[Items from a figure collection]
"""

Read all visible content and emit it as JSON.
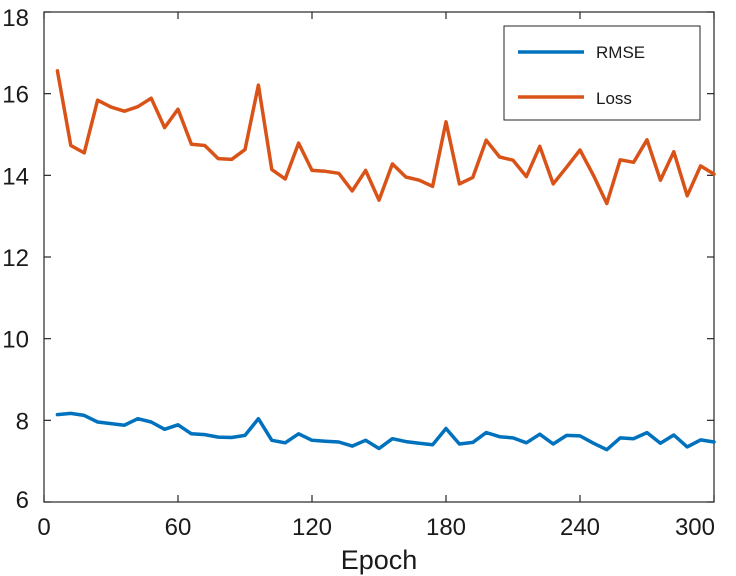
{
  "chart_data": {
    "type": "line",
    "title": "",
    "xlabel": "Epoch",
    "ylabel": "",
    "xlim": [
      0,
      300
    ],
    "ylim": [
      6,
      18
    ],
    "xticks": [
      0,
      60,
      120,
      180,
      240,
      300
    ],
    "yticks": [
      6,
      8,
      10,
      12,
      14,
      16,
      18
    ],
    "grid": false,
    "legend_position": "top-right",
    "x": [
      6,
      12,
      18,
      24,
      30,
      36,
      42,
      48,
      54,
      60,
      66,
      72,
      78,
      84,
      90,
      96,
      102,
      108,
      114,
      120,
      126,
      132,
      138,
      144,
      150,
      156,
      162,
      168,
      174,
      180,
      186,
      192,
      198,
      204,
      210,
      216,
      222,
      228,
      234,
      240,
      246,
      252,
      258,
      264,
      270,
      276,
      282,
      288,
      294,
      300
    ],
    "series": [
      {
        "name": "RMSE",
        "color": "#0072BD",
        "values": [
          8.14,
          8.17,
          8.12,
          7.96,
          7.92,
          7.88,
          8.04,
          7.96,
          7.78,
          7.89,
          7.67,
          7.65,
          7.59,
          7.58,
          7.63,
          8.04,
          7.51,
          7.45,
          7.67,
          7.51,
          7.49,
          7.47,
          7.37,
          7.51,
          7.31,
          7.55,
          7.48,
          7.44,
          7.4,
          7.8,
          7.42,
          7.46,
          7.7,
          7.6,
          7.57,
          7.45,
          7.66,
          7.42,
          7.63,
          7.62,
          7.44,
          7.28,
          7.57,
          7.55,
          7.7,
          7.44,
          7.64,
          7.35,
          7.52,
          7.47
        ]
      },
      {
        "name": "Loss",
        "color": "#D95319",
        "values": [
          16.56,
          14.73,
          14.55,
          15.84,
          15.67,
          15.57,
          15.68,
          15.89,
          15.17,
          15.62,
          14.76,
          14.73,
          14.41,
          14.39,
          14.63,
          16.21,
          14.14,
          13.91,
          14.79,
          14.12,
          14.1,
          14.05,
          13.62,
          14.12,
          13.39,
          14.28,
          13.96,
          13.88,
          13.73,
          15.31,
          13.79,
          13.95,
          14.86,
          14.45,
          14.37,
          13.97,
          14.71,
          13.79,
          14.2,
          14.62,
          14.0,
          13.31,
          14.38,
          14.32,
          14.87,
          13.88,
          14.58,
          13.5,
          14.23,
          14.03
        ]
      }
    ]
  }
}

"""

## [SHORT TASK]
Print each line of the material above exactly, with the pictures removed from your copy.

## [FINISHED ANSWER]
Read all visible content and emit it as JSON.
{
  "chart_data": {
    "type": "line",
    "title": "",
    "xlabel": "Epoch",
    "ylabel": "",
    "xlim": [
      0,
      300
    ],
    "ylim": [
      6,
      18
    ],
    "xticks": [
      0,
      60,
      120,
      180,
      240,
      300
    ],
    "yticks": [
      6,
      8,
      10,
      12,
      14,
      16,
      18
    ],
    "grid": false,
    "legend_position": "top-right",
    "x": [
      6,
      12,
      18,
      24,
      30,
      36,
      42,
      48,
      54,
      60,
      66,
      72,
      78,
      84,
      90,
      96,
      102,
      108,
      114,
      120,
      126,
      132,
      138,
      144,
      150,
      156,
      162,
      168,
      174,
      180,
      186,
      192,
      198,
      204,
      210,
      216,
      222,
      228,
      234,
      240,
      246,
      252,
      258,
      264,
      270,
      276,
      282,
      288,
      294,
      300
    ],
    "series": [
      {
        "name": "RMSE",
        "color": "#0072BD",
        "values": [
          8.14,
          8.17,
          8.12,
          7.96,
          7.92,
          7.88,
          8.04,
          7.96,
          7.78,
          7.89,
          7.67,
          7.65,
          7.59,
          7.58,
          7.63,
          8.04,
          7.51,
          7.45,
          7.67,
          7.51,
          7.49,
          7.47,
          7.37,
          7.51,
          7.31,
          7.55,
          7.48,
          7.44,
          7.4,
          7.8,
          7.42,
          7.46,
          7.7,
          7.6,
          7.57,
          7.45,
          7.66,
          7.42,
          7.63,
          7.62,
          7.44,
          7.28,
          7.57,
          7.55,
          7.7,
          7.44,
          7.64,
          7.35,
          7.52,
          7.47
        ]
      },
      {
        "name": "Loss",
        "color": "#D95319",
        "values": [
          16.56,
          14.73,
          14.55,
          15.84,
          15.67,
          15.57,
          15.68,
          15.89,
          15.17,
          15.62,
          14.76,
          14.73,
          14.41,
          14.39,
          14.63,
          16.21,
          14.14,
          13.91,
          14.79,
          14.12,
          14.1,
          14.05,
          13.62,
          14.12,
          13.39,
          14.28,
          13.96,
          13.88,
          13.73,
          15.31,
          13.79,
          13.95,
          14.86,
          14.45,
          14.37,
          13.97,
          14.71,
          13.79,
          14.2,
          14.62,
          14.0,
          13.31,
          14.38,
          14.32,
          14.87,
          13.88,
          14.58,
          13.5,
          14.23,
          14.03
        ]
      }
    ]
  }
}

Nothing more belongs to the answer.